__PROBLEM TO WORK ON__.
Pull every line holding the string "공모자가" from the records below.

══════

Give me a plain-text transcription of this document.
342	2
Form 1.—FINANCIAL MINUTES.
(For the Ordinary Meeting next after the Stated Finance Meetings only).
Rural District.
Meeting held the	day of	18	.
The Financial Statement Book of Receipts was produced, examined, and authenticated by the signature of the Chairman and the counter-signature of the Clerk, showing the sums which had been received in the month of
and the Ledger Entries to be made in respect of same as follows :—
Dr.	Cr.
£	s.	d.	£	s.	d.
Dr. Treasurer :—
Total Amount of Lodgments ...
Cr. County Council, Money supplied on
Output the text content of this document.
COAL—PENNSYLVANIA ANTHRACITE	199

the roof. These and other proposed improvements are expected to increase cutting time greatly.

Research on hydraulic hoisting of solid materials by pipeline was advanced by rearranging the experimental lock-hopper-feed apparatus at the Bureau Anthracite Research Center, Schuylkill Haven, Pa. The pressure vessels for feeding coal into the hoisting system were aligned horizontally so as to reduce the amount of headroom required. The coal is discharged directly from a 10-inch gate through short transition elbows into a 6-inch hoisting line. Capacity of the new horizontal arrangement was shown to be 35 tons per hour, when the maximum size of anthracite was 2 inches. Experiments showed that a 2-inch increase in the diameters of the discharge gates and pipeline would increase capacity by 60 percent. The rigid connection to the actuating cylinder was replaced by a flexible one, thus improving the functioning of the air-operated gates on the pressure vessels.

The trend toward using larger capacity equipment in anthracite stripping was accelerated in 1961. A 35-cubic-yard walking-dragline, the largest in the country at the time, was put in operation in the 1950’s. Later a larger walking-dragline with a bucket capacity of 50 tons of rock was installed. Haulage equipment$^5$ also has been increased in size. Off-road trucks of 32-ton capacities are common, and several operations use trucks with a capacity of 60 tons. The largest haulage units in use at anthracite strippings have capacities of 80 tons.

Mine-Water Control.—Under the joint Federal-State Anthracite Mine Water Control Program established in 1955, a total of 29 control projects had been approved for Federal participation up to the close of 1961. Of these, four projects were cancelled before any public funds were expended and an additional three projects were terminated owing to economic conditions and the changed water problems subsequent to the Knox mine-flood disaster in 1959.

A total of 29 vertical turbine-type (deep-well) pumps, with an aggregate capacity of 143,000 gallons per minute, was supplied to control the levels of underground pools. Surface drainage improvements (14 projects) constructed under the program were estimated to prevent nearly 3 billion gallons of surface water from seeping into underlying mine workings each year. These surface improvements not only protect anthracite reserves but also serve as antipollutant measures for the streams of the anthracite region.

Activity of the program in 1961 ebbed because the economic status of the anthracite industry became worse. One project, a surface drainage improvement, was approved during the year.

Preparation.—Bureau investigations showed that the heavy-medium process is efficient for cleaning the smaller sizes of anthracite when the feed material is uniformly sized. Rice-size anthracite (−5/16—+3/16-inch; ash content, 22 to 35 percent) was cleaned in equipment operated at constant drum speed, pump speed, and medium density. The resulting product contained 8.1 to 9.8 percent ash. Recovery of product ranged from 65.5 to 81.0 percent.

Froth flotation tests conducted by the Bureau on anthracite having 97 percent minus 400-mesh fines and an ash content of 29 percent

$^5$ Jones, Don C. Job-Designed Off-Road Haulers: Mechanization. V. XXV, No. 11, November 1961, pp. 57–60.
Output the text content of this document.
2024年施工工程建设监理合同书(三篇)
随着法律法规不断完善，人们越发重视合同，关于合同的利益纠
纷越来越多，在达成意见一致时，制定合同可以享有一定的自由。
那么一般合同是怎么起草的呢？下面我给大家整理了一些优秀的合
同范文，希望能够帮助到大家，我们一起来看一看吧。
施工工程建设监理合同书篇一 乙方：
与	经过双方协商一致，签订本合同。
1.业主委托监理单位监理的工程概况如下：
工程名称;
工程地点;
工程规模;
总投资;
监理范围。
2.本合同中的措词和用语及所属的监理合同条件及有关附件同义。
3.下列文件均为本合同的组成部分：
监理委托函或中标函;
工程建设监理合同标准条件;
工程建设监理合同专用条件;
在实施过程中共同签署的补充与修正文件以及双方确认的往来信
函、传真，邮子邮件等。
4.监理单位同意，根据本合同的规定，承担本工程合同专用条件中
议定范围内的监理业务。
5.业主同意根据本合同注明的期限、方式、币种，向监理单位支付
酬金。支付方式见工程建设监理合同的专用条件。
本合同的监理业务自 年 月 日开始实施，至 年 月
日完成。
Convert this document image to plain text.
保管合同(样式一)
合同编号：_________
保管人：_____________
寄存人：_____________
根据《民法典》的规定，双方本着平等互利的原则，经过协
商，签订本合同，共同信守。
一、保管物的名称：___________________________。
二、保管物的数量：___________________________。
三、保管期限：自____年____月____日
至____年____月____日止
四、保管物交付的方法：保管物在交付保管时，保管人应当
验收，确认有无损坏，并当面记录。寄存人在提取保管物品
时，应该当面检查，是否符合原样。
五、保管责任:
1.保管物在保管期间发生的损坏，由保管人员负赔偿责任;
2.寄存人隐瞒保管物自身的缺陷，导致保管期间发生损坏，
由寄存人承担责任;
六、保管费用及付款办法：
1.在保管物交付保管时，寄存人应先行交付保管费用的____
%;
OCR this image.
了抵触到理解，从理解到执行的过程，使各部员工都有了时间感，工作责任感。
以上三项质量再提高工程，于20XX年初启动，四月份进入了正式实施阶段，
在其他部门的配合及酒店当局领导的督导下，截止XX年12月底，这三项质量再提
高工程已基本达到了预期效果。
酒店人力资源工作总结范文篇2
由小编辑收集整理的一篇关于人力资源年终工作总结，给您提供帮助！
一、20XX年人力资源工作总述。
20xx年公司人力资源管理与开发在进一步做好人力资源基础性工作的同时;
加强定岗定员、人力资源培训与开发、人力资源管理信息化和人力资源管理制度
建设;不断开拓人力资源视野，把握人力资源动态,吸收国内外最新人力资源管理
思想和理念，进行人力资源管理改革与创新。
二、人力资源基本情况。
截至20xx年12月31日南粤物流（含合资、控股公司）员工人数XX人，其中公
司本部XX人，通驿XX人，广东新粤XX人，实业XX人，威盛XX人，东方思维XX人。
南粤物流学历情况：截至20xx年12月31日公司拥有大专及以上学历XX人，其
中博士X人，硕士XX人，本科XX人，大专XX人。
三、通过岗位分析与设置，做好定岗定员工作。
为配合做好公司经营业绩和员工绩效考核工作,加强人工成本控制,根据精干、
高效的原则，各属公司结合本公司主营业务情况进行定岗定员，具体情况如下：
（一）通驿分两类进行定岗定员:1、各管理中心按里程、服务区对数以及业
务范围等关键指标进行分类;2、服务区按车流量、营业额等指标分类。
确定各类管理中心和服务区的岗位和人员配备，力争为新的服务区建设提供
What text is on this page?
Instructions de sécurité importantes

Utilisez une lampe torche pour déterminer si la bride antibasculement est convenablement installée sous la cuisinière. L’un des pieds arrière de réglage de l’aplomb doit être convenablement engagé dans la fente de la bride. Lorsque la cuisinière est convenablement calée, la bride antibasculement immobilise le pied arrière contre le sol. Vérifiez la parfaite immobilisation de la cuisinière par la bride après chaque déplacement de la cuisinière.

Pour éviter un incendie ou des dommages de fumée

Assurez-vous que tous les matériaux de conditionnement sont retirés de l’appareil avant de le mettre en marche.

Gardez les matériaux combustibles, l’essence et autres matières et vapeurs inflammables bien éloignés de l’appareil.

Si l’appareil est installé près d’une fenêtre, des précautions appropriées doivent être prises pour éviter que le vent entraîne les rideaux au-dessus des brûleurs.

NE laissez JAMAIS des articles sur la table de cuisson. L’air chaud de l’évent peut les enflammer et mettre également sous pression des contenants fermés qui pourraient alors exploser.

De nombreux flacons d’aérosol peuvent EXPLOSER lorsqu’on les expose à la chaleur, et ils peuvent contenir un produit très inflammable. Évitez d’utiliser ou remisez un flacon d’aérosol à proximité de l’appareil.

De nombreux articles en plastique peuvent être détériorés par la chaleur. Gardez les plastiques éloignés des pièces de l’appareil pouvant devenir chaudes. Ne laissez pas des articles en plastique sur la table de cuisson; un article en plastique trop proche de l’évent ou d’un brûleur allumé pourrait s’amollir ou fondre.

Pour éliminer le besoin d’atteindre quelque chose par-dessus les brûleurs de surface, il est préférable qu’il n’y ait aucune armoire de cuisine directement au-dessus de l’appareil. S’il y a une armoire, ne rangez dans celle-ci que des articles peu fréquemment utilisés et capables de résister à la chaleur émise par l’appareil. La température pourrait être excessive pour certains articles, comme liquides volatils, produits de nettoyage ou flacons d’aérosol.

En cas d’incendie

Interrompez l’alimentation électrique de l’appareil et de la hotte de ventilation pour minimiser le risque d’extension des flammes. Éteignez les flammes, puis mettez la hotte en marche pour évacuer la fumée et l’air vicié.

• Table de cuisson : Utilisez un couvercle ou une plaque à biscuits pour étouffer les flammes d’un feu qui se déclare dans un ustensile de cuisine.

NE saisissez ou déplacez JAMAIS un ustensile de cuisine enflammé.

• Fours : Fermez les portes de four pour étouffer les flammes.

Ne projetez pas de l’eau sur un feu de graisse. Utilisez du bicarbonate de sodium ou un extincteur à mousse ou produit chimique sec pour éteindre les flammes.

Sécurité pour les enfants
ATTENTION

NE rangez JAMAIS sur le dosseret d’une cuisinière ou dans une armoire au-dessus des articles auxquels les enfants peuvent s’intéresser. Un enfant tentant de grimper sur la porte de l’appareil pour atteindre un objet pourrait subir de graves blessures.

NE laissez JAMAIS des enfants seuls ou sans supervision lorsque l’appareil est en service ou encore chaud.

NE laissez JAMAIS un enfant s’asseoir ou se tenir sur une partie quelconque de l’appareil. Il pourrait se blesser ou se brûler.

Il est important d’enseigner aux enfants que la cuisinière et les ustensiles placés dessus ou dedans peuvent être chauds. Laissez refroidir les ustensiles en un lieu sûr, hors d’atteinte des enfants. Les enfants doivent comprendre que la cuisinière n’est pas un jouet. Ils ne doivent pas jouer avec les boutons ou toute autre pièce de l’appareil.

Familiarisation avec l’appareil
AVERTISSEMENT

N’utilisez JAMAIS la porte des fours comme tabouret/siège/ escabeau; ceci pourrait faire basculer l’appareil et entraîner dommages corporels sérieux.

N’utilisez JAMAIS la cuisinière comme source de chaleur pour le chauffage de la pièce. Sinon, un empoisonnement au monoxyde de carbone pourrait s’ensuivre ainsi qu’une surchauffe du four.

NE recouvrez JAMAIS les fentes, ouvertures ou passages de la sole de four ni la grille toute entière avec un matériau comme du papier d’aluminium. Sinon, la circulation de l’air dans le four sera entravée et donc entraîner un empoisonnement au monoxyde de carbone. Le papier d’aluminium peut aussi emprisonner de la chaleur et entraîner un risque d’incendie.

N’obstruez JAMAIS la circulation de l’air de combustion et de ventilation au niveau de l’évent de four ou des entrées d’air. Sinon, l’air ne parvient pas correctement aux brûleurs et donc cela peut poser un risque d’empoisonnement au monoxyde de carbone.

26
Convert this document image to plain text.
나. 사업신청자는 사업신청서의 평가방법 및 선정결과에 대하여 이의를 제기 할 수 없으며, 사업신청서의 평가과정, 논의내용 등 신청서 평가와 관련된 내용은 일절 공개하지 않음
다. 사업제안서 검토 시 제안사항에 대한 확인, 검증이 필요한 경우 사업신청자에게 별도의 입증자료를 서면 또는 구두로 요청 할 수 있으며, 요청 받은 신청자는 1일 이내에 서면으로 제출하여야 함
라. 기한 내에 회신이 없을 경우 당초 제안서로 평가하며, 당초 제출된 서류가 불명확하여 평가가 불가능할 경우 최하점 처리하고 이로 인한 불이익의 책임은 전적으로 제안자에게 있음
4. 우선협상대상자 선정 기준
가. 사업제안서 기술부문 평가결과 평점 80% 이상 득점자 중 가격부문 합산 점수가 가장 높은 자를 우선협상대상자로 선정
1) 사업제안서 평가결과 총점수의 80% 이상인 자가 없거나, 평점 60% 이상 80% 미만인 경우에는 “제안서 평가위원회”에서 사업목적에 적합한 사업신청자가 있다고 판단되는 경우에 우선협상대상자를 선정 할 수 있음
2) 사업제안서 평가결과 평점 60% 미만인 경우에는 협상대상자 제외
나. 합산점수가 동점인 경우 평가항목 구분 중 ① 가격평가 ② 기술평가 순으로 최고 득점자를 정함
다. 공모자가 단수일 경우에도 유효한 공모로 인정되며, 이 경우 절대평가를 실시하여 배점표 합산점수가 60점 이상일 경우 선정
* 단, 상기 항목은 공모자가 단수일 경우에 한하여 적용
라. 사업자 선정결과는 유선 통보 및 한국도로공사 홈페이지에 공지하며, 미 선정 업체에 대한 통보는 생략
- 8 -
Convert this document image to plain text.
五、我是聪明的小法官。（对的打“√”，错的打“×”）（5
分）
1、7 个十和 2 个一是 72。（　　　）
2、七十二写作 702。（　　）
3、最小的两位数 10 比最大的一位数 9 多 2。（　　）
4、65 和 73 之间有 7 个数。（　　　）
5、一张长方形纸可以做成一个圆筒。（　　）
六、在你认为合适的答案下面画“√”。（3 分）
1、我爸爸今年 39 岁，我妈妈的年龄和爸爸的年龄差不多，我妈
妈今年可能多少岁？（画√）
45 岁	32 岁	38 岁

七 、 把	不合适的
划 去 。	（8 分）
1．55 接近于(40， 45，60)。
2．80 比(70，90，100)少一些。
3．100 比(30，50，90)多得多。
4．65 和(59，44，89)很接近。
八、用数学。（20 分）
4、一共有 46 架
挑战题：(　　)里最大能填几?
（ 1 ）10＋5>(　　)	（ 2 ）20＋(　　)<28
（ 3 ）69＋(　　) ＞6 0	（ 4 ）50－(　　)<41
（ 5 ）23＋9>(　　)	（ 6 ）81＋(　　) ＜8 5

══════

__SOLUTION TO THIS EXERCISE__.
다. 공모자가 단수일 경우에도 유효한 공모로 인정되며, 이 경우 절대평가를 실시하여 배점표 합산점수가 60점 이상일 경우 선정
* 단, 상기 항목은 공모자가 단수일 경우에 한하여 적용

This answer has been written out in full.